# What the exercise asks
Skip the pictures and extract all of the lines exactly as written.

# Supplied records
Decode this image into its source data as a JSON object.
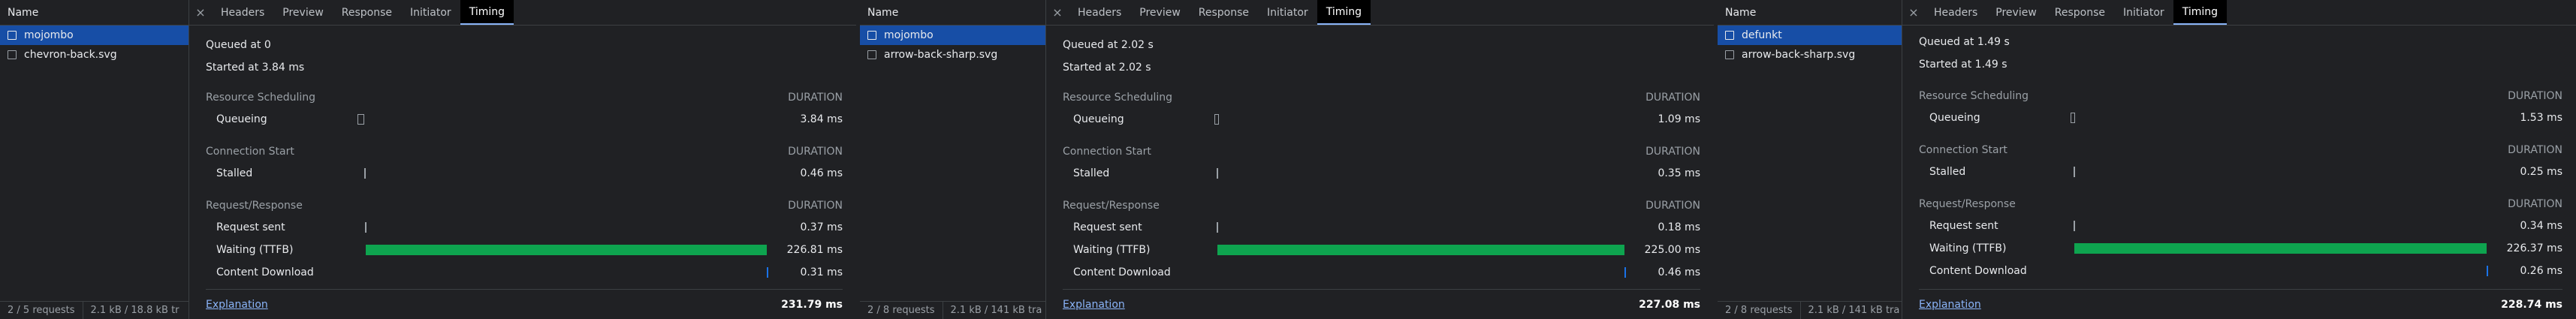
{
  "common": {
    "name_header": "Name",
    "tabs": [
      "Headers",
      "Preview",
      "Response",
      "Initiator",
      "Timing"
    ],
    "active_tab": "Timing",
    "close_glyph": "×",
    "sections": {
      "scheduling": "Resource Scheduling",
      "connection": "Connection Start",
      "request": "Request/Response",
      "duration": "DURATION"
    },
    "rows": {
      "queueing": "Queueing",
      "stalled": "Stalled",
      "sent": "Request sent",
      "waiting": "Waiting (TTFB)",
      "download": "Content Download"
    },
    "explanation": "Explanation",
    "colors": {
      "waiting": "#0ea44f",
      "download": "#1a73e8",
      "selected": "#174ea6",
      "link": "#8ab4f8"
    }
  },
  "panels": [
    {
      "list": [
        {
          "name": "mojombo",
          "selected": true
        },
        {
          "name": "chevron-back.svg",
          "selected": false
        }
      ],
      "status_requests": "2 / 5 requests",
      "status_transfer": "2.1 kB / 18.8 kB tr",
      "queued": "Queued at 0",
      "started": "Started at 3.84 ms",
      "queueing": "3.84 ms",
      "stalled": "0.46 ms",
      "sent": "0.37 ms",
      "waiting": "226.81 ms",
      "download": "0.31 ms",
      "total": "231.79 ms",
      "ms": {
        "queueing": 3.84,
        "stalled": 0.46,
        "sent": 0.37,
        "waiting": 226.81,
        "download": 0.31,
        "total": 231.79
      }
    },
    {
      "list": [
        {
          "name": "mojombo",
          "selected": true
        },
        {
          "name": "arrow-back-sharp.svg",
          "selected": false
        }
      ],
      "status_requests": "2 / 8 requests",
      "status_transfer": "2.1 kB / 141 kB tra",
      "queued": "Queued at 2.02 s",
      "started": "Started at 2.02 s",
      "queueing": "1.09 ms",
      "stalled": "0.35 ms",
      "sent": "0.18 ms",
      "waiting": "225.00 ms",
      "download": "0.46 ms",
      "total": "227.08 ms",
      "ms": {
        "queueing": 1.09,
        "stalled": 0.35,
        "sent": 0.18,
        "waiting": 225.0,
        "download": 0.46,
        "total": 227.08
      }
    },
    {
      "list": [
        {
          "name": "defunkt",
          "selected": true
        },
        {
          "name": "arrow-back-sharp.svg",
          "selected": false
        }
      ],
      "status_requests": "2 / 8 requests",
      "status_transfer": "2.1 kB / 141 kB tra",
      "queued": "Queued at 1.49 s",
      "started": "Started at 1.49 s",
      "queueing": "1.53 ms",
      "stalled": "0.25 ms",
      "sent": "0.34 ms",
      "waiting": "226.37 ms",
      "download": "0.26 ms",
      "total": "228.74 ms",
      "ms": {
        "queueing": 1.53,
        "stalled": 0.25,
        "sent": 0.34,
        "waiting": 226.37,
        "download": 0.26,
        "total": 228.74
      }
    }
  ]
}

# The completed task
Decode this image into its source data as a JSON object.
{
  "common": {
    "name_header": "Name",
    "tabs": [
      "Headers",
      "Preview",
      "Response",
      "Initiator",
      "Timing"
    ],
    "active_tab": "Timing",
    "close_glyph": "×",
    "sections": {
      "scheduling": "Resource Scheduling",
      "connection": "Connection Start",
      "request": "Request/Response",
      "duration": "DURATION"
    },
    "rows": {
      "queueing": "Queueing",
      "stalled": "Stalled",
      "sent": "Request sent",
      "waiting": "Waiting (TTFB)",
      "download": "Content Download"
    },
    "explanation": "Explanation",
    "colors": {
      "waiting": "#0ea44f",
      "download": "#1a73e8",
      "selected": "#174ea6",
      "link": "#8ab4f8"
    }
  },
  "panels": [
    {
      "list": [
        {
          "name": "mojombo",
          "selected": true
        },
        {
          "name": "chevron-back.svg",
          "selected": false
        }
      ],
      "status_requests": "2 / 5 requests",
      "status_transfer": "2.1 kB / 18.8 kB tr",
      "queued": "Queued at 0",
      "started": "Started at 3.84 ms",
      "queueing": "3.84 ms",
      "stalled": "0.46 ms",
      "sent": "0.37 ms",
      "waiting": "226.81 ms",
      "download": "0.31 ms",
      "total": "231.79 ms",
      "ms": {
        "queueing": 3.84,
        "stalled": 0.46,
        "sent": 0.37,
        "waiting": 226.81,
        "download": 0.31,
        "total": 231.79
      }
    },
    {
      "list": [
        {
          "name": "mojombo",
          "selected": true
        },
        {
          "name": "arrow-back-sharp.svg",
          "selected": false
        }
      ],
      "status_requests": "2 / 8 requests",
      "status_transfer": "2.1 kB / 141 kB tra",
      "queued": "Queued at 2.02 s",
      "started": "Started at 2.02 s",
      "queueing": "1.09 ms",
      "stalled": "0.35 ms",
      "sent": "0.18 ms",
      "waiting": "225.00 ms",
      "download": "0.46 ms",
      "total": "227.08 ms",
      "ms": {
        "queueing": 1.09,
        "stalled": 0.35,
        "sent": 0.18,
        "waiting": 225.0,
        "download": 0.46,
        "total": 227.08
      }
    },
    {
      "list": [
        {
          "name": "defunkt",
          "selected": true
        },
        {
          "name": "arrow-back-sharp.svg",
          "selected": false
        }
      ],
      "status_requests": "2 / 8 requests",
      "status_transfer": "2.1 kB / 141 kB tra",
      "queued": "Queued at 1.49 s",
      "started": "Started at 1.49 s",
      "queueing": "1.53 ms",
      "stalled": "0.25 ms",
      "sent": "0.34 ms",
      "waiting": "226.37 ms",
      "download": "0.26 ms",
      "total": "228.74 ms",
      "ms": {
        "queueing": 1.53,
        "stalled": 0.25,
        "sent": 0.34,
        "waiting": 226.37,
        "download": 0.26,
        "total": 228.74
      }
    }
  ]
}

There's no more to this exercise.